TASK REQUIREMENTS:
Determine how many lines of the data below contain "values", then give only that number.

Excerpts from a figure dataset
* * * * * * *

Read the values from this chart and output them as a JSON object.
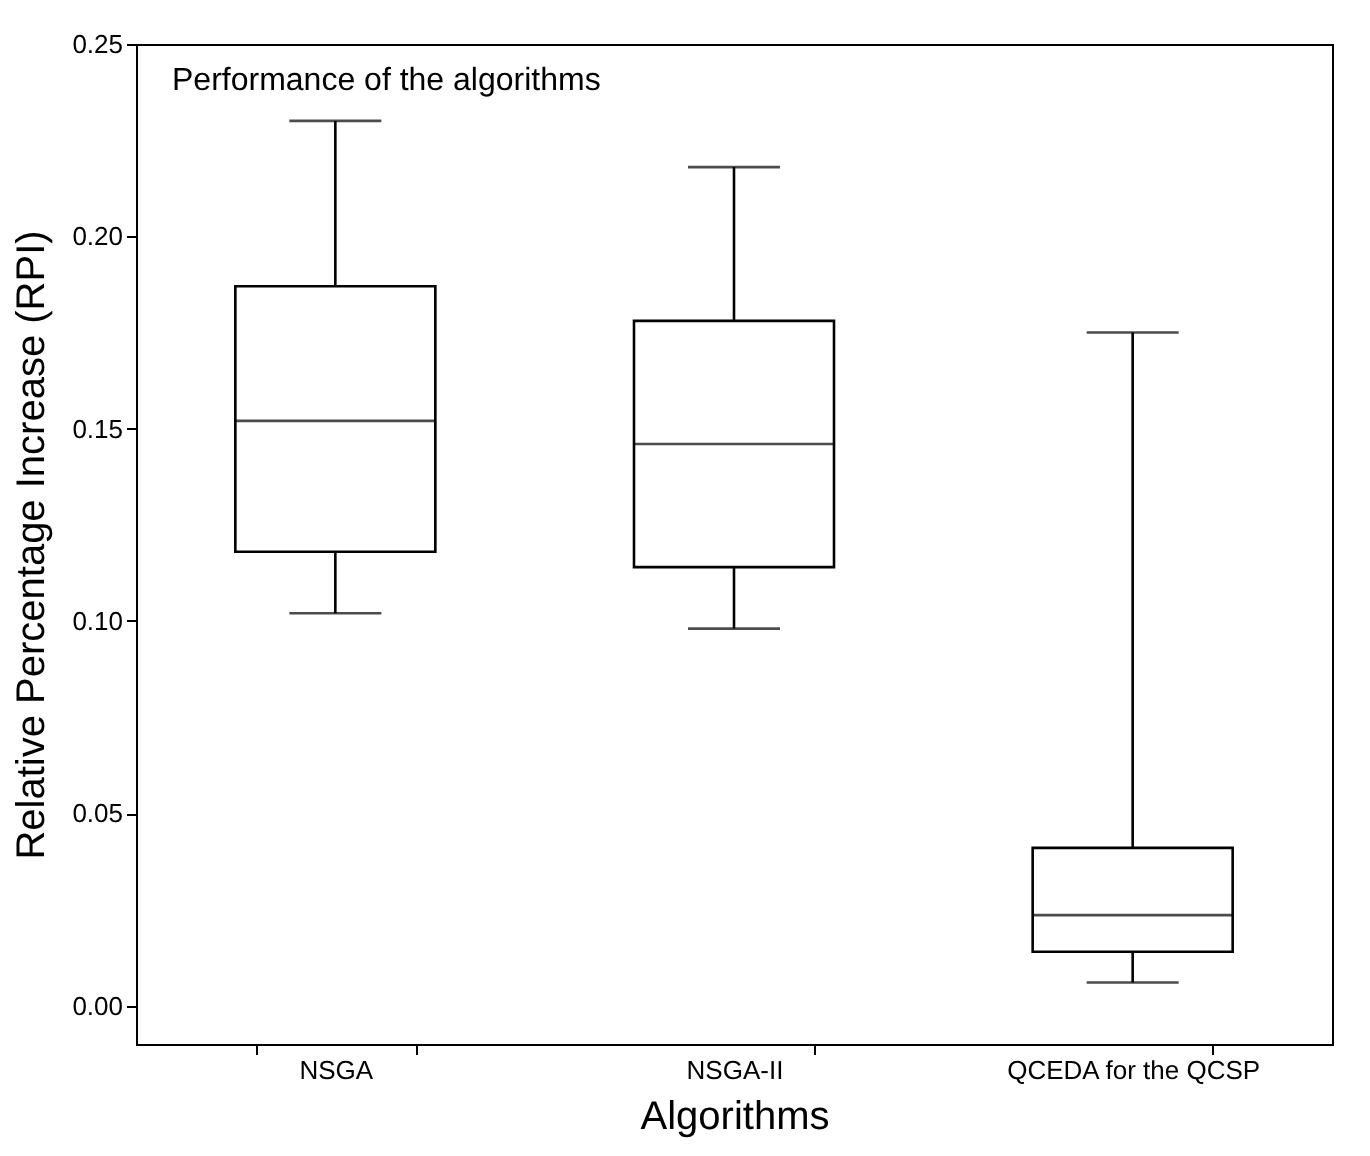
{
  "chart_data": {
    "type": "box",
    "title": "Performance of the algorithms",
    "xlabel": "Algorithms",
    "ylabel": "Relative Percentage Increase (RPI)",
    "categories": [
      "NSGA",
      "NSGA-II",
      "QCEDA for the QCSP"
    ],
    "boxes": [
      {
        "low": 0.102,
        "q1": 0.118,
        "median": 0.152,
        "q3": 0.187,
        "high": 0.23
      },
      {
        "low": 0.098,
        "q1": 0.114,
        "median": 0.146,
        "q3": 0.178,
        "high": 0.218
      },
      {
        "low": 0.006,
        "q1": 0.014,
        "median": 0.0235,
        "q3": 0.041,
        "high": 0.175
      }
    ],
    "ylim": [
      -0.01,
      0.25
    ],
    "yticks": [
      {
        "value": 0,
        "label": "0.00"
      },
      {
        "value": 0.05,
        "label": "0.05"
      },
      {
        "value": 0.1,
        "label": "0.10"
      },
      {
        "value": 0.15,
        "label": "0.15"
      },
      {
        "value": 0.2,
        "label": "0.20"
      },
      {
        "value": 0.25,
        "label": "0.25"
      }
    ],
    "grid": false
  }
}
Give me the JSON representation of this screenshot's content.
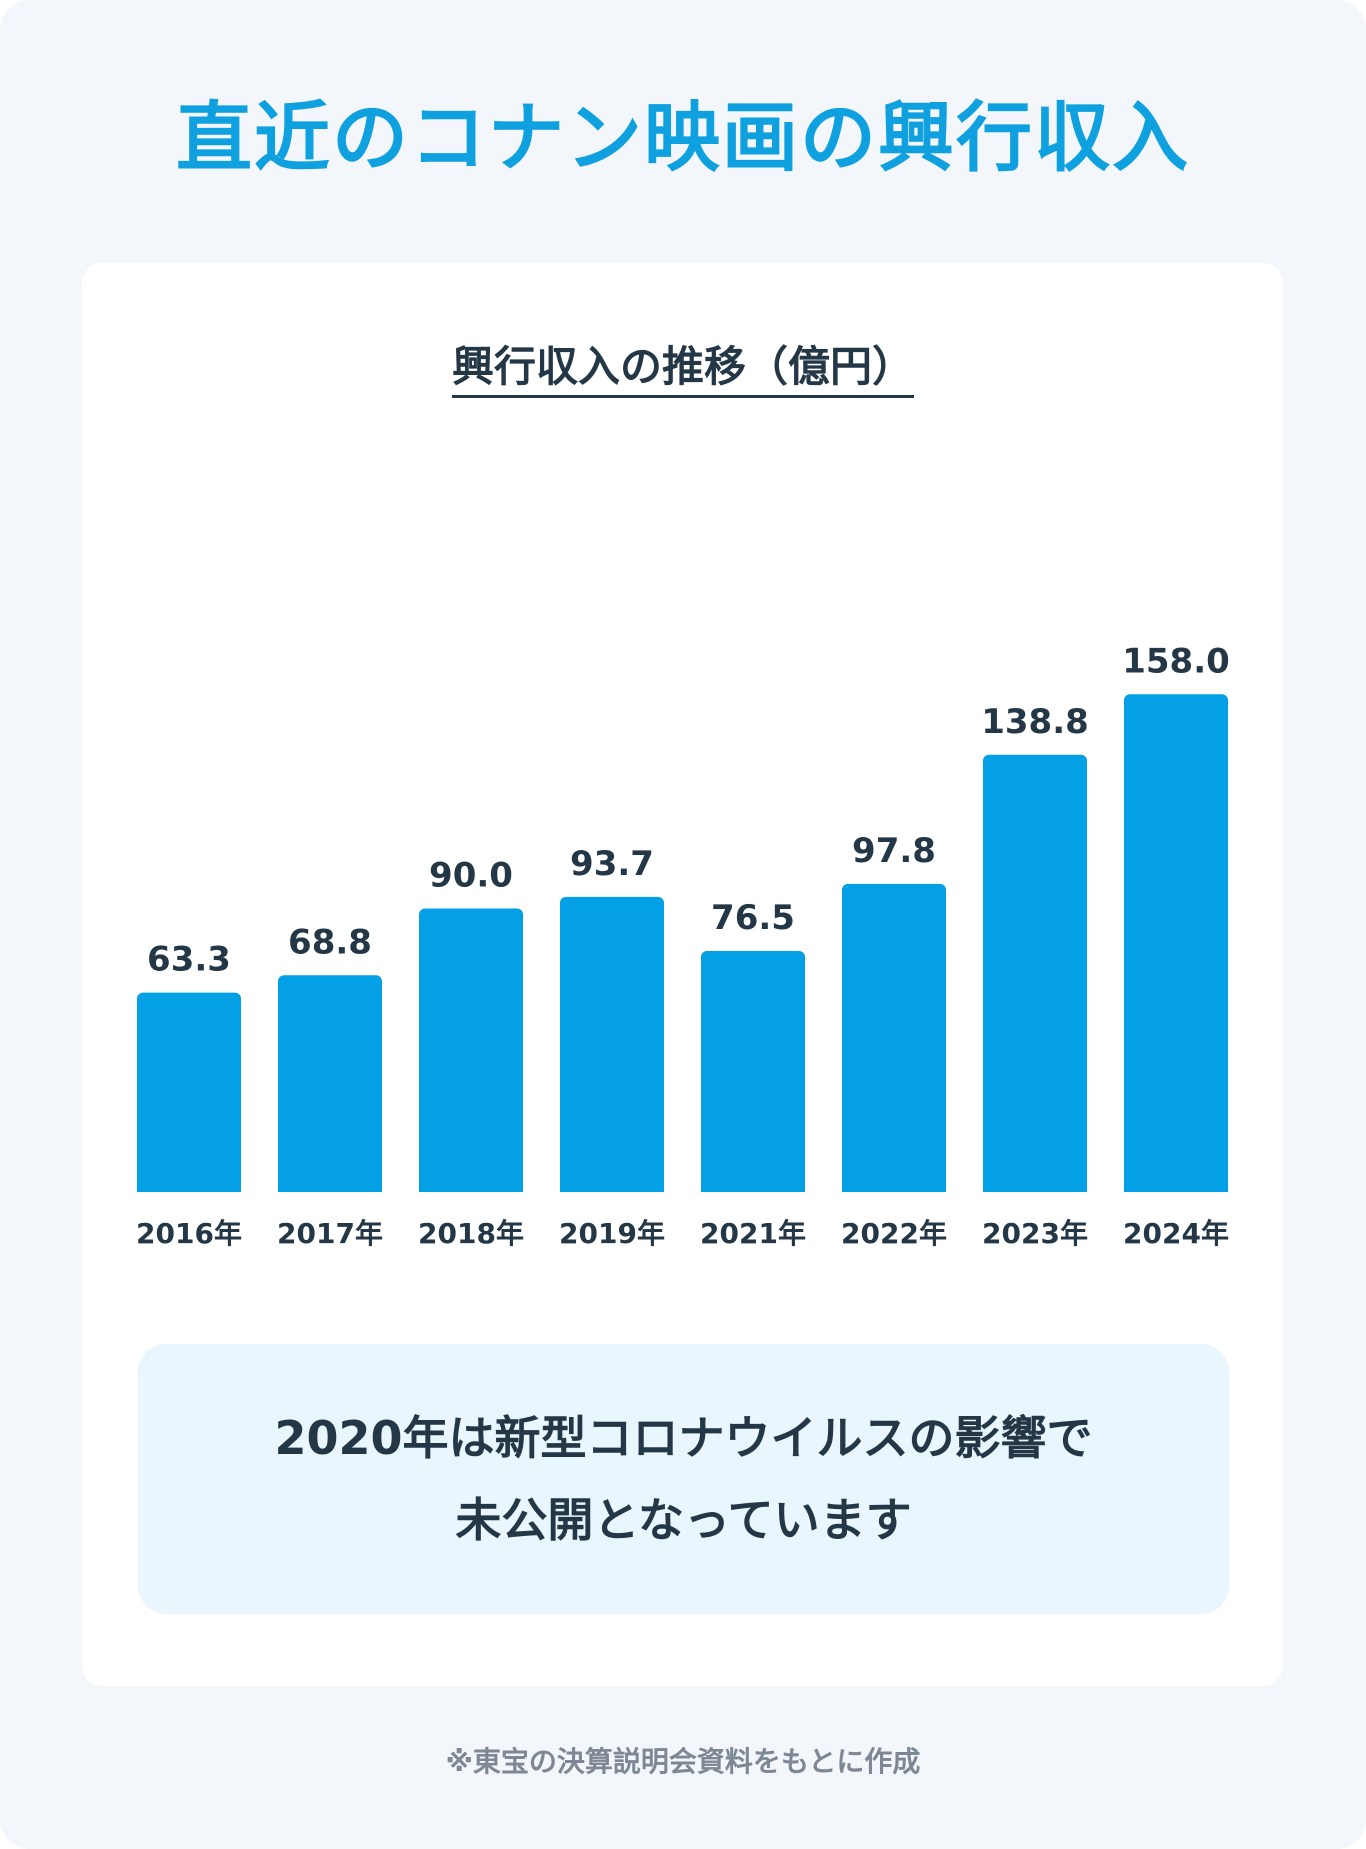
{
  "page": {
    "title": "直近のコナン映画の興行収入",
    "source_note": "※東宝の決算説明会資料をもとに作成"
  },
  "note": {
    "line1": "2020年は新型コロナウイルスの影響で",
    "line2": "未公開となっています"
  },
  "colors": {
    "title": "#0fa0e0",
    "bar": "#04a0e6",
    "text": "#243746",
    "background": "#f3f6fa",
    "note_background": "#eaf6fd"
  },
  "chart_data": {
    "type": "bar",
    "title": "興行収入の推移（億円）",
    "categories": [
      "2016年",
      "2017年",
      "2018年",
      "2019年",
      "2021年",
      "2022年",
      "2023年",
      "2024年"
    ],
    "values": [
      63.3,
      68.8,
      90.0,
      93.7,
      76.5,
      97.8,
      138.8,
      158.0
    ],
    "value_labels": [
      "63.3",
      "68.8",
      "90.0",
      "93.7",
      "76.5",
      "97.8",
      "138.8",
      "158.0"
    ],
    "xlabel": "",
    "ylabel": "",
    "ylim": [
      0,
      170
    ],
    "grid": false,
    "legend": "none"
  }
}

* * * * * * *

RESPONSE TO THIS EXERCISE:
2